►

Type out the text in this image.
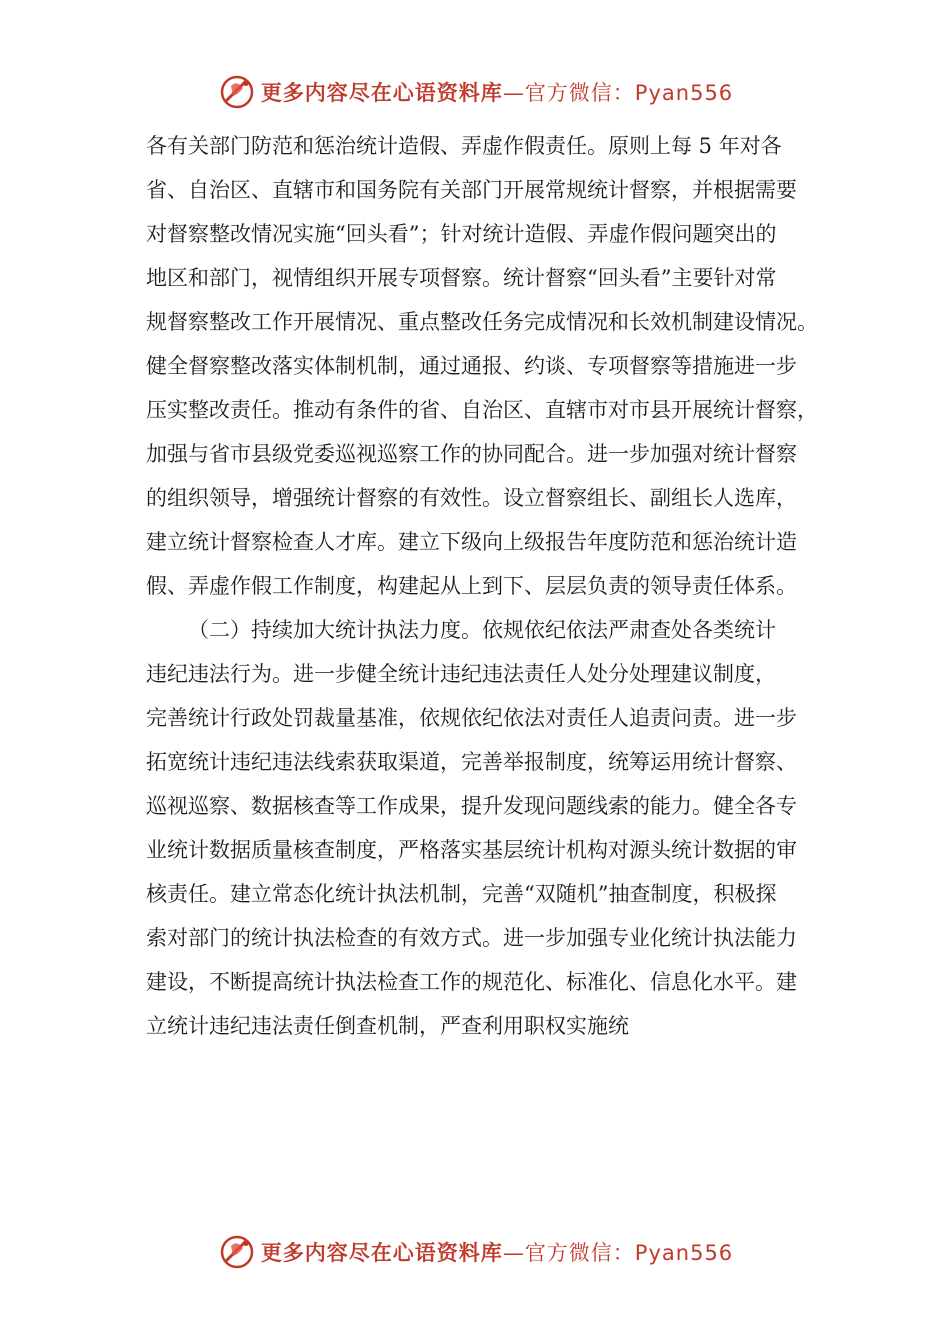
更多内容尽在心语资料库 —官方微信：Pyan556
各有关部门防范和惩治统计造假、弄虚作假责任。原则上每 5 年对各
省、自治区、直辖市和国务院有关部门开展常规统计督察，并根据需要
对督察整改情况实施“回头看”；针对统计造假、弄虚作假问题突出的
地区和部门，视情组织开展专项督察。统计督察“回头看”主要针对常
规督察整改工作开展情况、重点整改任务完成情况和长效机制建设情况。
健全督察整改落实体制机制，通过通报、约谈、专项督察等措施进一步
压实整改责任。推动有条件的省、自治区、直辖市对市县开展统计督察，
加强与省市县级党委巡视巡察工作的协同配合。进一步加强对统计督察
的组织领导，增强统计督察的有效性。设立督察组长、副组长人选库，
建立统计督察检查人才库。建立下级向上级报告年度防范和惩治统计造
假、弄虚作假工作制度，构建起从上到下、层层负责的领导责任体系。
（二）持续加大统计执法力度。依规依纪依法严肃查处各类统计
违纪违法行为。进一步健全统计违纪违法责任人处分处理建议制度，
完善统计行政处罚裁量基准，依规依纪依法对责任人追责问责。进一步
拓宽统计违纪违法线索获取渠道，完善举报制度，统筹运用统计督察、
巡视巡察、数据核查等工作成果，提升发现问题线索的能力。健全各专
业统计数据质量核查制度，严格落实基层统计机构对源头统计数据的审
核责任。建立常态化统计执法机制，完善“双随机”抽查制度，积极探
索对部门的统计执法检查的有效方式。进一步加强专业化统计执法能力
建设，不断提高统计执法检查工作的规范化、标准化、信息化水平。建
立统计违纪违法责任倒查机制，严查利用职权实施统
更多内容尽在心语资料库 —官方微信：Pyan556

◄

Aim =
Every entry above needs to be retyped exactly; drop the pictures.

Completed exercise =
Type out the text in this image.
更多内容尽在心语资料库 —官方微信：Pyan556
各有关部门防范和惩治统计造假、弄虚作假责任。原则上每 5 年对各
省、自治区、直辖市和国务院有关部门开展常规统计督察，并根据需要
对督察整改情况实施“回头看”；针对统计造假、弄虚作假问题突出的
地区和部门，视情组织开展专项督察。统计督察“回头看”主要针对常
规督察整改工作开展情况、重点整改任务完成情况和长效机制建设情况。
健全督察整改落实体制机制，通过通报、约谈、专项督察等措施进一步
压实整改责任。推动有条件的省、自治区、直辖市对市县开展统计督察，
加强与省市县级党委巡视巡察工作的协同配合。进一步加强对统计督察
的组织领导，增强统计督察的有效性。设立督察组长、副组长人选库，
建立统计督察检查人才库。建立下级向上级报告年度防范和惩治统计造
假、弄虚作假工作制度，构建起从上到下、层层负责的领导责任体系。
（二）持续加大统计执法力度。依规依纪依法严肃查处各类统计
违纪违法行为。进一步健全统计违纪违法责任人处分处理建议制度，
完善统计行政处罚裁量基准，依规依纪依法对责任人追责问责。进一步
拓宽统计违纪违法线索获取渠道，完善举报制度，统筹运用统计督察、
巡视巡察、数据核查等工作成果，提升发现问题线索的能力。健全各专
业统计数据质量核查制度，严格落实基层统计机构对源头统计数据的审
核责任。建立常态化统计执法机制，完善“双随机”抽查制度，积极探
索对部门的统计执法检查的有效方式。进一步加强专业化统计执法能力
建设，不断提高统计执法检查工作的规范化、标准化、信息化水平。建
立统计违纪违法责任倒查机制，严查利用职权实施统
更多内容尽在心语资料库 —官方微信：Pyan556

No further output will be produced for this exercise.